What is required:
In the data that follows, count every line holding the string "Makefile" and give the count alone.

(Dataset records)
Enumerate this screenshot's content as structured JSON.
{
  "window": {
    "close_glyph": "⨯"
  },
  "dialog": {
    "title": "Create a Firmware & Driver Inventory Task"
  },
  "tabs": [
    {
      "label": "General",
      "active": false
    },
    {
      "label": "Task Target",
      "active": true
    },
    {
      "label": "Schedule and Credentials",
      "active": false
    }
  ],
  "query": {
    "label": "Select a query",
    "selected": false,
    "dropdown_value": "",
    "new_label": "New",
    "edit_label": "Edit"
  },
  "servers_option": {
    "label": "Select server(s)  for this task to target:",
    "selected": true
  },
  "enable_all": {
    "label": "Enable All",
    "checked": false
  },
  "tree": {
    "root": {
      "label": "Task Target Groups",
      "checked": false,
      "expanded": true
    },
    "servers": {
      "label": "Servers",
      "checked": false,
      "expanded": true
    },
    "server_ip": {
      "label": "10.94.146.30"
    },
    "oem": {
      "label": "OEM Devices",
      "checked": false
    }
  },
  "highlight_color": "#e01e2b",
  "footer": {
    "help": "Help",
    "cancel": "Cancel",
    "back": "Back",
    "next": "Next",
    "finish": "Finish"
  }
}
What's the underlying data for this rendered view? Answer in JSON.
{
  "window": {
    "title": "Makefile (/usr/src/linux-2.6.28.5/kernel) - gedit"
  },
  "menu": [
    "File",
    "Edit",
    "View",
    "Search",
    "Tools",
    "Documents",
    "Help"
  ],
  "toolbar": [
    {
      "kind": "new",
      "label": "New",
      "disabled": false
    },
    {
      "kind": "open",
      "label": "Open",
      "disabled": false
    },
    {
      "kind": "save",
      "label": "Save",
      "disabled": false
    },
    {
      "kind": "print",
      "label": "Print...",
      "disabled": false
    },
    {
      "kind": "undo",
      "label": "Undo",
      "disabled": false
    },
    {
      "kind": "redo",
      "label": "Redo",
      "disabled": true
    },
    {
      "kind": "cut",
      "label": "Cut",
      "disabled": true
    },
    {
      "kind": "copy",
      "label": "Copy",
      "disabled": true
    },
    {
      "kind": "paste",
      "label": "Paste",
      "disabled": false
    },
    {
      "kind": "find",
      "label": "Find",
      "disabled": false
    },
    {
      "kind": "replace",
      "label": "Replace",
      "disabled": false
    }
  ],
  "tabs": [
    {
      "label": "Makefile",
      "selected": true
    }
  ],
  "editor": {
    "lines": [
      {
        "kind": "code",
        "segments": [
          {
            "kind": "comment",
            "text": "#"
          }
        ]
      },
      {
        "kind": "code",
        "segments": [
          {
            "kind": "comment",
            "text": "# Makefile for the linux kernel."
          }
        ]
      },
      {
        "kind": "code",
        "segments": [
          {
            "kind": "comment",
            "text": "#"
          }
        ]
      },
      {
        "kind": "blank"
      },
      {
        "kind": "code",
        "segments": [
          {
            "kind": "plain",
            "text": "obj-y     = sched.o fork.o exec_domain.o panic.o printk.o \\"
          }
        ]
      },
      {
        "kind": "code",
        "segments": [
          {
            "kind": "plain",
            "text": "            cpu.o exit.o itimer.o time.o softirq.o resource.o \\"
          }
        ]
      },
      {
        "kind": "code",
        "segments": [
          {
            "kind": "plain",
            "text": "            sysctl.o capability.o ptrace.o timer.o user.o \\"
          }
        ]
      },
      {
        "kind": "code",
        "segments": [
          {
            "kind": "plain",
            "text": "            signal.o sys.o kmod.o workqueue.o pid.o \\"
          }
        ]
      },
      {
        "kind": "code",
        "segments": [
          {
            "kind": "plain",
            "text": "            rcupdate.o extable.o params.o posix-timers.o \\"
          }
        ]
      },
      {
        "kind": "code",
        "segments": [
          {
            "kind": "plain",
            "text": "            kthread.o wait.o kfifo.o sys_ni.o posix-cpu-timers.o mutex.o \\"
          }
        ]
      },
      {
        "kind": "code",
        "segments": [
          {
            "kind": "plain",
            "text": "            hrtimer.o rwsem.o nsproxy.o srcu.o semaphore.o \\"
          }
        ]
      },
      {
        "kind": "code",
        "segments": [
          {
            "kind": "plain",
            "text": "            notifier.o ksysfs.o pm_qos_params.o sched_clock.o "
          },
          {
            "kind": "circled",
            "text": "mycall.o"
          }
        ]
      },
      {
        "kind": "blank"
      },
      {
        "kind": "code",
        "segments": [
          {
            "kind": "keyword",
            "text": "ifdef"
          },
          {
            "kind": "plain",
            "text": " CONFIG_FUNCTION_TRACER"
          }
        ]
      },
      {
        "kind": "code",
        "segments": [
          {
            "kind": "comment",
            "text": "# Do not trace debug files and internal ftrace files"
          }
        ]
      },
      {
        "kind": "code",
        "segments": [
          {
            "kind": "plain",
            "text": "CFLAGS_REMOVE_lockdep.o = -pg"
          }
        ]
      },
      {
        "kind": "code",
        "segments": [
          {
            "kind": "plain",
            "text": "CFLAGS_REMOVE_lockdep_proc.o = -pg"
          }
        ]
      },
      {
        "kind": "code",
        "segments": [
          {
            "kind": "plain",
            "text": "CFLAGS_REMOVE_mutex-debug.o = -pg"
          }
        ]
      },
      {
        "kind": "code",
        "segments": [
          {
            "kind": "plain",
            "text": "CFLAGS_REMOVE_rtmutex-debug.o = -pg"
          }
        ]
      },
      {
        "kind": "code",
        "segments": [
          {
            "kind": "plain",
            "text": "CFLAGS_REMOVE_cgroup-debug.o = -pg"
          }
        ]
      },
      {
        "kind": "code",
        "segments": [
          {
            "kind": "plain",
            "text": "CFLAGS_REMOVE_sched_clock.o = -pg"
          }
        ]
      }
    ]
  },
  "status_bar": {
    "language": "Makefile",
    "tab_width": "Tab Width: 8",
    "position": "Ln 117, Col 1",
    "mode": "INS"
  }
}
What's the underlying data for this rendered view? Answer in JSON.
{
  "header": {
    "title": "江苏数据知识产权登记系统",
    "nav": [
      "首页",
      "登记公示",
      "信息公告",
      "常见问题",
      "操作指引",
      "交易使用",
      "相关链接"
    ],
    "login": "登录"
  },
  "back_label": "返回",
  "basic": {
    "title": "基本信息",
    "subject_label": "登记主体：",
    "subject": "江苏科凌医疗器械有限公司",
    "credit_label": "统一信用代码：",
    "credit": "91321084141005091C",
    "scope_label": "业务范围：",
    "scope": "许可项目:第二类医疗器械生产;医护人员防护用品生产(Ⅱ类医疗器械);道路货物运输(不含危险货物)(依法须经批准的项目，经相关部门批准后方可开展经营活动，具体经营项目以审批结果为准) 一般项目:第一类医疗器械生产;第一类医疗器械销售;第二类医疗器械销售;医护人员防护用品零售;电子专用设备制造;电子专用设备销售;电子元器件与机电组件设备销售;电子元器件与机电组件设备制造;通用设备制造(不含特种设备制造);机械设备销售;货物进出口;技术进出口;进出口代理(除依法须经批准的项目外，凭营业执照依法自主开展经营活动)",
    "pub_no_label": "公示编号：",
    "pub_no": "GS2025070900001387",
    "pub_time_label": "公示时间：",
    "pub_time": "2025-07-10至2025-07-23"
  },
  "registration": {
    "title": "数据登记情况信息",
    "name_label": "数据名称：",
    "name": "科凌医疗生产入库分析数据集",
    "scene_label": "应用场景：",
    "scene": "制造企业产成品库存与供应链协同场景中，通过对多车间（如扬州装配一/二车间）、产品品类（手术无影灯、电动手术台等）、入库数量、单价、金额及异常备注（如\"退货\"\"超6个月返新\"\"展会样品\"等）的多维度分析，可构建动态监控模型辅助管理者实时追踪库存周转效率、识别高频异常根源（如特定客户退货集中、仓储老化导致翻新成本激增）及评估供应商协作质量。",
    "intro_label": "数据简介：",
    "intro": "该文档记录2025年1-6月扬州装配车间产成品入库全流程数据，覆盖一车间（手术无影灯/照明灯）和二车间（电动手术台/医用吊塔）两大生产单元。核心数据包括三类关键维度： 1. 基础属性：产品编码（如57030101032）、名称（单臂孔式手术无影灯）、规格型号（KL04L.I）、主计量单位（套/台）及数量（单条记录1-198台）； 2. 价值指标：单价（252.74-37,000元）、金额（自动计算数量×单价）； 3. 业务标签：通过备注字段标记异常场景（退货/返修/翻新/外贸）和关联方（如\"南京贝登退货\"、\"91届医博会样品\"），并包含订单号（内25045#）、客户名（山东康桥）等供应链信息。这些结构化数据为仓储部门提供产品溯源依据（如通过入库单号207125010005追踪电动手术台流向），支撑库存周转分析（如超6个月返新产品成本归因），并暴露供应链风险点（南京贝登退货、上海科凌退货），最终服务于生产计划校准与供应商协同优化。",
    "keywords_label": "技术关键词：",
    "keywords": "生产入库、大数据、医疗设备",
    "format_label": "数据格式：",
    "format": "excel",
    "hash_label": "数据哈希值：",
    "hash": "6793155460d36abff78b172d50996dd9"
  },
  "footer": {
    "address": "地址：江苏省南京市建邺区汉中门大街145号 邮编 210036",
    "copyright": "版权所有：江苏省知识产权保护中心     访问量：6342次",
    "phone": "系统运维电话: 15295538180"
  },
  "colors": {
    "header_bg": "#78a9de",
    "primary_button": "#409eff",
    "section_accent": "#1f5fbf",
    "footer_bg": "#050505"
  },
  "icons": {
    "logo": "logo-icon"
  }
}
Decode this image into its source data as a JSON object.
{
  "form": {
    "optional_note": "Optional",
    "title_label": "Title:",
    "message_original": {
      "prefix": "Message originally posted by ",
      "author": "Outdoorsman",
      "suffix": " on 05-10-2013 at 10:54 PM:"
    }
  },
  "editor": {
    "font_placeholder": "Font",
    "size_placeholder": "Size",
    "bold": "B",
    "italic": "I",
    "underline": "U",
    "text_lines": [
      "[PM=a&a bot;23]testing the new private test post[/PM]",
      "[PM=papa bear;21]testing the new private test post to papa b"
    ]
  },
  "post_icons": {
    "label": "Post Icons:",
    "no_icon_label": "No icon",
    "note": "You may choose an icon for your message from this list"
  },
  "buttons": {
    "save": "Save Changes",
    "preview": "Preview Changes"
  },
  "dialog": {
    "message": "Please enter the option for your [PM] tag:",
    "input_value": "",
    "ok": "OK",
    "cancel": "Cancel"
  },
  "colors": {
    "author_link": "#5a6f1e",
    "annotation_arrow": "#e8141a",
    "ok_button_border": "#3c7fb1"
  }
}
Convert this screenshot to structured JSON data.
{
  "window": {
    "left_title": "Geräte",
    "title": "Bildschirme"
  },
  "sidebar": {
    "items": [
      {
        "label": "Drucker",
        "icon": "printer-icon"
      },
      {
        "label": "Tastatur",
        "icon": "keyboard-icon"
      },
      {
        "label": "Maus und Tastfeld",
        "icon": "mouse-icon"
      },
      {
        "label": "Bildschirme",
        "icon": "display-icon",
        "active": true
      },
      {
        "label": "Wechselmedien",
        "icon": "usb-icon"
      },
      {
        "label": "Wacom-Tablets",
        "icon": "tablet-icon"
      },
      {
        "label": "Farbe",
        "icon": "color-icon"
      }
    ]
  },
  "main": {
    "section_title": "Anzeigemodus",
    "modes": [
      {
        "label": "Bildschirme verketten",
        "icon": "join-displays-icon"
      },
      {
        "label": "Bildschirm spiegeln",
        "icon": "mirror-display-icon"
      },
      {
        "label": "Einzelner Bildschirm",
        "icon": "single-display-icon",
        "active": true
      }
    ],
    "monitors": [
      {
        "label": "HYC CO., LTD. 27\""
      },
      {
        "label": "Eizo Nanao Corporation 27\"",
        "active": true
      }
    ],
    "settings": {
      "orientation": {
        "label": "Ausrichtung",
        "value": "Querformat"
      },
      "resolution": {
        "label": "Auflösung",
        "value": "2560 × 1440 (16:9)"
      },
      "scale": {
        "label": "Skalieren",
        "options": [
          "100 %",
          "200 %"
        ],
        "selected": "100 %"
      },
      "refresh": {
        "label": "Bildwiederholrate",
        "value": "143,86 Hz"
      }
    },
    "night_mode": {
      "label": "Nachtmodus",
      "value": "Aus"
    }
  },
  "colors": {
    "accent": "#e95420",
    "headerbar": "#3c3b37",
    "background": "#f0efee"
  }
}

Expected output:
4